(Exercise task) Transcribe the records below exactly, leaving out any pictures.

-----

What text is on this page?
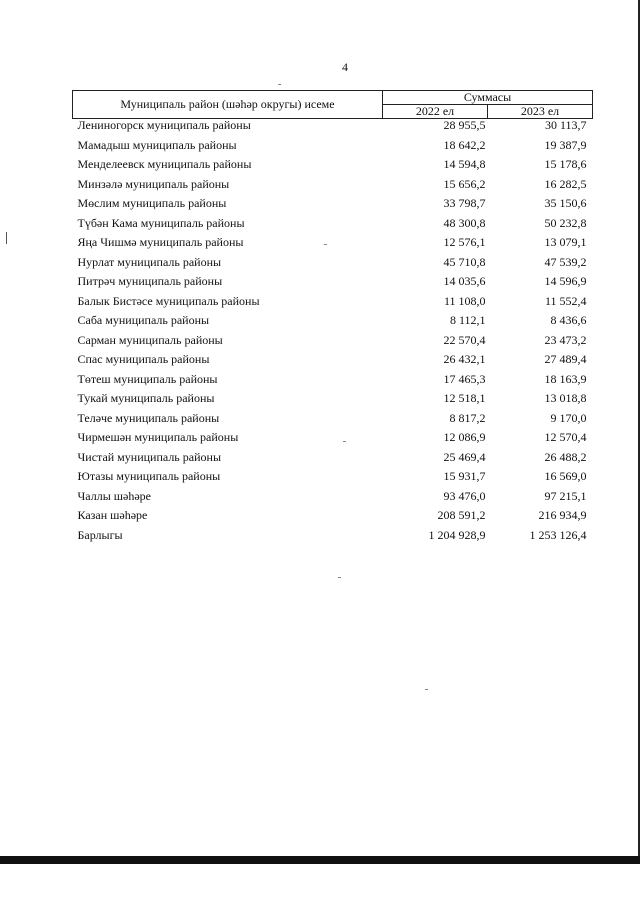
4
Муниципаль район (шәһәр округы) исеме	Суммасы	
	2022 ел	2023 ел
Лениногорск муниципаль районы	28 955,5	30 113,7
Мамадыш муниципаль районы	18 642,2	19 387,9
Менделеевск муниципаль районы	14 594,8	15 178,6
Минзәлә муниципаль районы	15 656,2	16 282,5
Мөслим муниципаль районы	33 798,7	35 150,6
Түбән Кама муниципаль районы	48 300,8	50 232,8
Яңа Чишмә муниципаль районы	12 576,1	13 079,1
Нурлат муниципаль районы	45 710,8	47 539,2
Питрәч муниципаль районы	14 035,6	14 596,9
Балык Бистәсе муниципаль районы	11 108,0	11 552,4
Саба муниципаль районы	8 112,1	8 436,6
Сарман муниципаль районы	22 570,4	23 473,2
Спас муниципаль районы	26 432,1	27 489,4
Төтеш муниципаль районы	17 465,3	18 163,9
Тукай муниципаль районы	12 518,1	13 018,8
Теләче муниципаль районы	8 817,2	9 170,0
Чирмешән муниципаль районы	12 086,9	12 570,4
Чистай муниципаль районы	25 469,4	26 488,2
Ютазы муниципаль районы	15 931,7	16 569,0
Чаллы шәһәре	93 476,0	97 215,1
Казан шәһәре	208 591,2	216 934,9
Барлыгы	1 204 928,9	1 253 126,4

-----

(Answer to the task)
What text is on this page?
4
Муниципаль район (шәһәр округы) исеме	Суммасы	
	2022 ел	2023 ел
Лениногорск муниципаль районы	28 955,5	30 113,7
Мамадыш муниципаль районы	18 642,2	19 387,9
Менделеевск муниципаль районы	14 594,8	15 178,6
Минзәлә муниципаль районы	15 656,2	16 282,5
Мөслим муниципаль районы	33 798,7	35 150,6
Түбән Кама муниципаль районы	48 300,8	50 232,8
Яңа Чишмә муниципаль районы	12 576,1	13 079,1
Нурлат муниципаль районы	45 710,8	47 539,2
Питрәч муниципаль районы	14 035,6	14 596,9
Балык Бистәсе муниципаль районы	11 108,0	11 552,4
Саба муниципаль районы	8 112,1	8 436,6
Сарман муниципаль районы	22 570,4	23 473,2
Спас муниципаль районы	26 432,1	27 489,4
Төтеш муниципаль районы	17 465,3	18 163,9
Тукай муниципаль районы	12 518,1	13 018,8
Теләче муниципаль районы	8 817,2	9 170,0
Чирмешән муниципаль районы	12 086,9	12 570,4
Чистай муниципаль районы	25 469,4	26 488,2
Ютазы муниципаль районы	15 931,7	16 569,0
Чаллы шәһәре	93 476,0	97 215,1
Казан шәһәре	208 591,2	216 934,9
Барлыгы	1 204 928,9	1 253 126,4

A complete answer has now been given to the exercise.